> _EXERCISE INSTRUCTIONS_: Your answer should be a single number: how many lines in the data below hold the string "structured".

> _EXERCISE MATERIALS_:

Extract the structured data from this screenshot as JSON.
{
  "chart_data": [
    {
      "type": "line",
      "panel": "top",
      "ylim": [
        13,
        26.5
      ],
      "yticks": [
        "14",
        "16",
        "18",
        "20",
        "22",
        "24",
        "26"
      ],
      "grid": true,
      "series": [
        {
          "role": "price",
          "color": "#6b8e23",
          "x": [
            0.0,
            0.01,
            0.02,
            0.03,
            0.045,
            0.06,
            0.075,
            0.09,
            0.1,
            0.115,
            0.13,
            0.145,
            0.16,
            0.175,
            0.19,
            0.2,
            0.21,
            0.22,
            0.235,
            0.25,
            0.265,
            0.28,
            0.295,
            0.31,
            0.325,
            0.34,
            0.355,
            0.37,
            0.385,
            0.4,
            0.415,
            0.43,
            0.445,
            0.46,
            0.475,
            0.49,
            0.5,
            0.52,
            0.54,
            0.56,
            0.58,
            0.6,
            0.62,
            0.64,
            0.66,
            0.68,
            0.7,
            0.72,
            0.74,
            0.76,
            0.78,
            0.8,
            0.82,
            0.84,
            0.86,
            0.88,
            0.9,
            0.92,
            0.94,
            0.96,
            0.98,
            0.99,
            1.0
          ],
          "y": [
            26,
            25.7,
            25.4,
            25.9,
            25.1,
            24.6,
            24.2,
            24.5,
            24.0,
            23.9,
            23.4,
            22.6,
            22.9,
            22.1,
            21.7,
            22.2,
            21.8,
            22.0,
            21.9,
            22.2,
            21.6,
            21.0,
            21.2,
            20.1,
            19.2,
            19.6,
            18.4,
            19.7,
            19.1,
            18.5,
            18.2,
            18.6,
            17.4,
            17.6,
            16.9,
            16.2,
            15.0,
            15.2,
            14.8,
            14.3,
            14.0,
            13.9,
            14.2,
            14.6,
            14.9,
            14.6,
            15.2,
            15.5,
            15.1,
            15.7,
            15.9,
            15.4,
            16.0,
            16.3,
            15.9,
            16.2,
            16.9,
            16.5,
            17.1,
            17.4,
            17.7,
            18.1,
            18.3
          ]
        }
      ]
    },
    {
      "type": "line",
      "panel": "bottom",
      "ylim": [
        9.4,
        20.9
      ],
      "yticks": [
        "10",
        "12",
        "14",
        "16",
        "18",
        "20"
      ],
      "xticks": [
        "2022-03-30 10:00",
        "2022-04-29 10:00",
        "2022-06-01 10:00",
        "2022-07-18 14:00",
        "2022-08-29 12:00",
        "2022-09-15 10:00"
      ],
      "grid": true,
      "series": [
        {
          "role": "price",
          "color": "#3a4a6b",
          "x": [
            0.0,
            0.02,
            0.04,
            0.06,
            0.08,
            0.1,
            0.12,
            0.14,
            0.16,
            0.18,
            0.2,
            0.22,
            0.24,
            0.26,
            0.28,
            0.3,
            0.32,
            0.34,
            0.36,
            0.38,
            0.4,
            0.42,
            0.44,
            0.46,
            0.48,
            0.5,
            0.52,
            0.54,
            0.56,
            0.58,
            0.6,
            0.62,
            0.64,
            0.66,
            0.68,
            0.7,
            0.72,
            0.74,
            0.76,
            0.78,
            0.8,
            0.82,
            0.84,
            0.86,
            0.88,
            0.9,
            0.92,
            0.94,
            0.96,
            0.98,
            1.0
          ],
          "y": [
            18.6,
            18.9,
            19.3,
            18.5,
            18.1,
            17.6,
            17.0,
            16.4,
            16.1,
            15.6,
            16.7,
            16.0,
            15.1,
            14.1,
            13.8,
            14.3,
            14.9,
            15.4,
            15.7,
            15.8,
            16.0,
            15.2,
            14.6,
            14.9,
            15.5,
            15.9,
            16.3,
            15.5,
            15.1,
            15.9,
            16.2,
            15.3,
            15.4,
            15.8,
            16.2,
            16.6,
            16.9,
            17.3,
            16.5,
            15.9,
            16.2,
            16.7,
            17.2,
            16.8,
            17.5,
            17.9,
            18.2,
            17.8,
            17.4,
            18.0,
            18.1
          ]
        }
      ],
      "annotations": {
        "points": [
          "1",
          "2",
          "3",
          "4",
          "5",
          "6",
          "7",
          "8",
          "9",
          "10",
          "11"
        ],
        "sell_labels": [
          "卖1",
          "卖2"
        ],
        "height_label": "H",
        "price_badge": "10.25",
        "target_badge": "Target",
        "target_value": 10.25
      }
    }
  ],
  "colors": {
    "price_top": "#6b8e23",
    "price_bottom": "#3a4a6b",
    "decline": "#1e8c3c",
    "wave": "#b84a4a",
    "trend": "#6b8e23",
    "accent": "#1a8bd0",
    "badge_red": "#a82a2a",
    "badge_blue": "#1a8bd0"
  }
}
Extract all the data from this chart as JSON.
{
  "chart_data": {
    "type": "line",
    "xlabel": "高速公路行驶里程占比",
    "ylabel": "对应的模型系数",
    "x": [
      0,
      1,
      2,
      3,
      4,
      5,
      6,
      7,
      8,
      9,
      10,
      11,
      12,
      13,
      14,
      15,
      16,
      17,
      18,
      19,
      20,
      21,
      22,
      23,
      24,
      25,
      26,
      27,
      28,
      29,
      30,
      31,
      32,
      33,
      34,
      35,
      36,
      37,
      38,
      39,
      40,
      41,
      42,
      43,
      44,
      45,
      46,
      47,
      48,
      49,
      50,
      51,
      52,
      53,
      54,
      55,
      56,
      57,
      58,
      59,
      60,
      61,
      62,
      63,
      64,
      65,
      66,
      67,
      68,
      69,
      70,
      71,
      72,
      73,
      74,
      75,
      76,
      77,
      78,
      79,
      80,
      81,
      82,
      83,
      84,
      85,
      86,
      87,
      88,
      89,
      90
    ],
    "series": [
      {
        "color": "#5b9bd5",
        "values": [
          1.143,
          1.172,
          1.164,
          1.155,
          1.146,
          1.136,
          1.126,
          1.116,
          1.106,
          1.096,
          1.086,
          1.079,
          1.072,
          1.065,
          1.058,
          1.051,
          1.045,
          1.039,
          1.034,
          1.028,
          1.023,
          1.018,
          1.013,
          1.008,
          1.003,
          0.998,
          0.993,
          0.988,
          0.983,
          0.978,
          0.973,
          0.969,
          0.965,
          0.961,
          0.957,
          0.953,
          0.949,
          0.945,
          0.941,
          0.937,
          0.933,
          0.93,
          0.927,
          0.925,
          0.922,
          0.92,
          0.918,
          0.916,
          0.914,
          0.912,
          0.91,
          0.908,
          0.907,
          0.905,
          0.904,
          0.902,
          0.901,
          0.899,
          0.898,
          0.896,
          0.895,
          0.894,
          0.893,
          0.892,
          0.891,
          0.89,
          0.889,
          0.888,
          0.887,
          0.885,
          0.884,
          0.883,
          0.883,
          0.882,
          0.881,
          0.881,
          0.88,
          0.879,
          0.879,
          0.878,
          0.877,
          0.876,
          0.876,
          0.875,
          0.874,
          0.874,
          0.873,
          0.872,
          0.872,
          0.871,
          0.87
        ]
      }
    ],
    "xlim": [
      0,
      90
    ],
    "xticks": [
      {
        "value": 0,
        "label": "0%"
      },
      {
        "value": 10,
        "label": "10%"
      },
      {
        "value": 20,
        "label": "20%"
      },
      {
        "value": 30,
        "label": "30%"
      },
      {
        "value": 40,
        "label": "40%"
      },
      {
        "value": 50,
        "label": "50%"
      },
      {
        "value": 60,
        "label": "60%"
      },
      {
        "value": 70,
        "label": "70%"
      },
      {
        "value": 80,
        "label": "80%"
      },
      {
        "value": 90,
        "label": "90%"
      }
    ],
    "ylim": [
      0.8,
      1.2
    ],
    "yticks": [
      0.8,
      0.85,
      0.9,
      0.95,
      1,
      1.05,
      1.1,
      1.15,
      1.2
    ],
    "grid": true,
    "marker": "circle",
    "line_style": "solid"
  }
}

...

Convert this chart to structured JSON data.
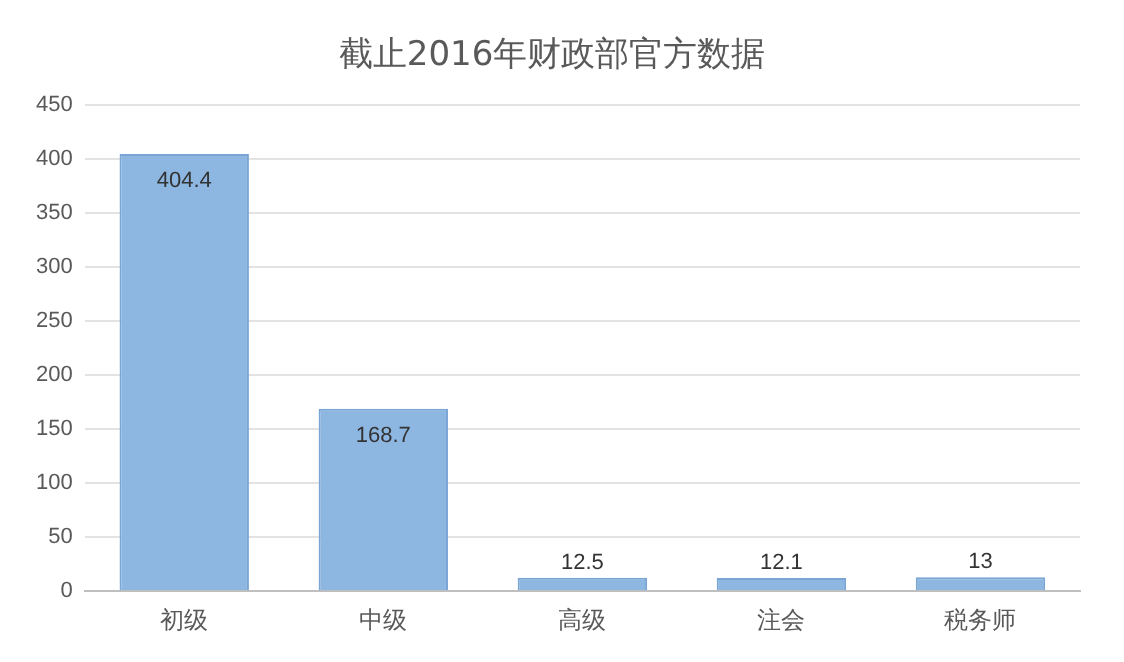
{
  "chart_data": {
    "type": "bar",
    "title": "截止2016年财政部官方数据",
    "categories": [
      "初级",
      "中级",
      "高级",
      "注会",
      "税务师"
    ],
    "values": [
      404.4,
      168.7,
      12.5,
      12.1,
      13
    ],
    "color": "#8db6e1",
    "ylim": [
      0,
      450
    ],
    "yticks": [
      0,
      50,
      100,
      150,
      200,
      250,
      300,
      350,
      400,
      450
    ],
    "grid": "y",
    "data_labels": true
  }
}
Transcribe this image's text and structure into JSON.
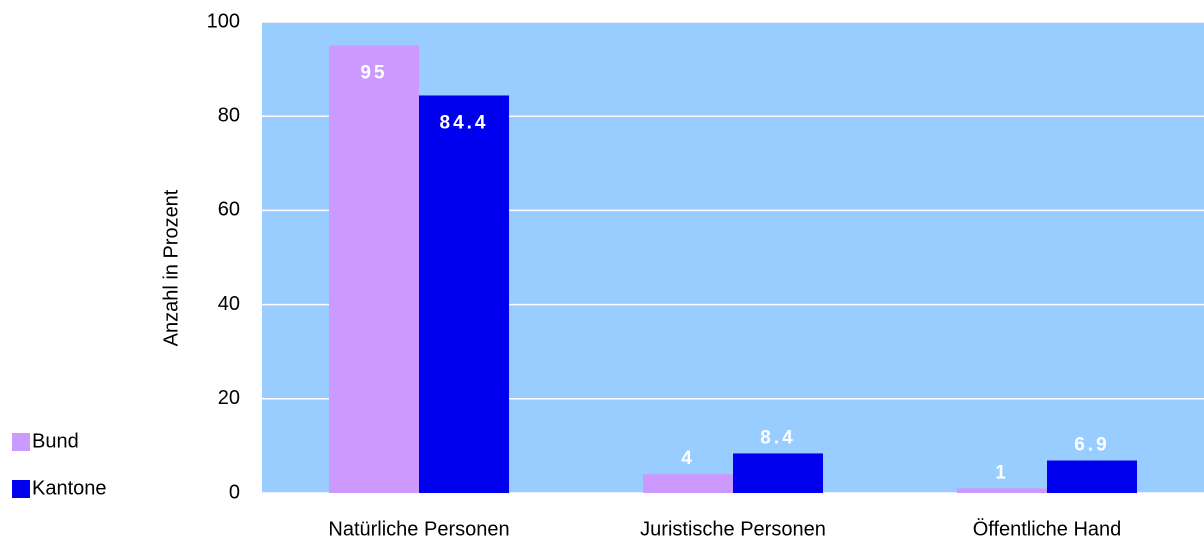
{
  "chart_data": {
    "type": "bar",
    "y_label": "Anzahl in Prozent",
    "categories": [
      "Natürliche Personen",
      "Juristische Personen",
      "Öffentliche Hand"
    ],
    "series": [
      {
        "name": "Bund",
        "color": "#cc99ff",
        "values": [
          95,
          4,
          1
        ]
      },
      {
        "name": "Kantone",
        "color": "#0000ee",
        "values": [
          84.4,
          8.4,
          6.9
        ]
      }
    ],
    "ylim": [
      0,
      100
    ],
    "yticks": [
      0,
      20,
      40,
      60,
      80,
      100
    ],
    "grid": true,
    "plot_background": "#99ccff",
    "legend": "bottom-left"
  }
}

> _ANSWER TO THE PROBLEM_: 2